- [DIRECTION] Extract each line bearing the word "Aspidosperma".

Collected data
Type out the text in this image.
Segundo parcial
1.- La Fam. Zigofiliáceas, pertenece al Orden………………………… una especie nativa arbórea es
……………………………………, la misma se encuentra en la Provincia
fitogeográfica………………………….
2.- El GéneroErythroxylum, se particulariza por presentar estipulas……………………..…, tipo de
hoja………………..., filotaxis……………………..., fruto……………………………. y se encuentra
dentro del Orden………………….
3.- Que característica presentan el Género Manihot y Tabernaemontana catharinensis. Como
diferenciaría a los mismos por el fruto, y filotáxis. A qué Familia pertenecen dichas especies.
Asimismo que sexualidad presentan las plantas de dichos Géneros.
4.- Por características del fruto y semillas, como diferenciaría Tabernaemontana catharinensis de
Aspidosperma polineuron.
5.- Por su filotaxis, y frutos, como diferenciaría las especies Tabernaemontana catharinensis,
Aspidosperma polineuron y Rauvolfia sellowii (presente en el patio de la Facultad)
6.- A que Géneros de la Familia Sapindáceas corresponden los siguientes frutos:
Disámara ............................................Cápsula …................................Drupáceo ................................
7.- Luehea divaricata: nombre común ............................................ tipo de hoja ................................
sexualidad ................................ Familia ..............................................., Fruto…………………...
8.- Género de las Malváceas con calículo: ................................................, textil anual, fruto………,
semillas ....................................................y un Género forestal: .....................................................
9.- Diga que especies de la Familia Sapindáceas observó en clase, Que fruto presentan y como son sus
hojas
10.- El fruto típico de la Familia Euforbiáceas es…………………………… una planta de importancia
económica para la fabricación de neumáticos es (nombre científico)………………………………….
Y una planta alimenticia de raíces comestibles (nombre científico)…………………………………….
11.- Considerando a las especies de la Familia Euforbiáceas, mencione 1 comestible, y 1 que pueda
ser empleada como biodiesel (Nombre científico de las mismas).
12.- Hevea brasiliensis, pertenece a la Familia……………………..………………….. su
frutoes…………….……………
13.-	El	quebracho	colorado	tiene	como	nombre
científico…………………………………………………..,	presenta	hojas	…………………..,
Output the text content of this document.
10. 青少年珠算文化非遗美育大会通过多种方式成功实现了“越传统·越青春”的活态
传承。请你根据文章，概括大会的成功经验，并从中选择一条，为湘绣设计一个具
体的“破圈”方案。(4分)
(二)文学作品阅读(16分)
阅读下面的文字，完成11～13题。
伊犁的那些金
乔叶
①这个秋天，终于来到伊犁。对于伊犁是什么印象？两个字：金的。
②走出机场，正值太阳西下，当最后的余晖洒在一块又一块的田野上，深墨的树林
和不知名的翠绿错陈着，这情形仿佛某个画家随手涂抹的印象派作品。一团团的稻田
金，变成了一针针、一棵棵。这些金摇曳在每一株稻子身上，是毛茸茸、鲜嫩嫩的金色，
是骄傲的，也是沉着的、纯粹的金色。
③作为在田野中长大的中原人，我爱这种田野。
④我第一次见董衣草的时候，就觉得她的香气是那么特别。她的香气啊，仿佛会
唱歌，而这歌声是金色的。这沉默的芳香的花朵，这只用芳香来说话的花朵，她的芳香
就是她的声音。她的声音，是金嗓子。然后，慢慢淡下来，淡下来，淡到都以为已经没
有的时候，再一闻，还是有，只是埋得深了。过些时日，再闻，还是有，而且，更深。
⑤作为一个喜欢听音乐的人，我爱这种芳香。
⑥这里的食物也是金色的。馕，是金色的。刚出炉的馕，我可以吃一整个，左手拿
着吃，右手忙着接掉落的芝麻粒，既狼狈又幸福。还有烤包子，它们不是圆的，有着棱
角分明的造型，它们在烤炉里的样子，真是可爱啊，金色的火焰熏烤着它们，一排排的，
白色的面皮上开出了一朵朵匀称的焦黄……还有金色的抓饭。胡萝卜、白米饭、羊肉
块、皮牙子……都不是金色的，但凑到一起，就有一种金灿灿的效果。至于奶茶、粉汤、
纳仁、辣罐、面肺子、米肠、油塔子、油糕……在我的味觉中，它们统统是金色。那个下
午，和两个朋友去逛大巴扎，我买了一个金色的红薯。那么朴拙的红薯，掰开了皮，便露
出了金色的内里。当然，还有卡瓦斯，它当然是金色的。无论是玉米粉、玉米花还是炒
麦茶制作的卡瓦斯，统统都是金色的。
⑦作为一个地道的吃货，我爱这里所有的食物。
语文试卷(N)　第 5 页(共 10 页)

- [EXERCISE RESPONSE]
Aspidosperma polineuron.
Aspidosperma polineuron y Rauvolfia sellowii (presente en el patio de la Facultad)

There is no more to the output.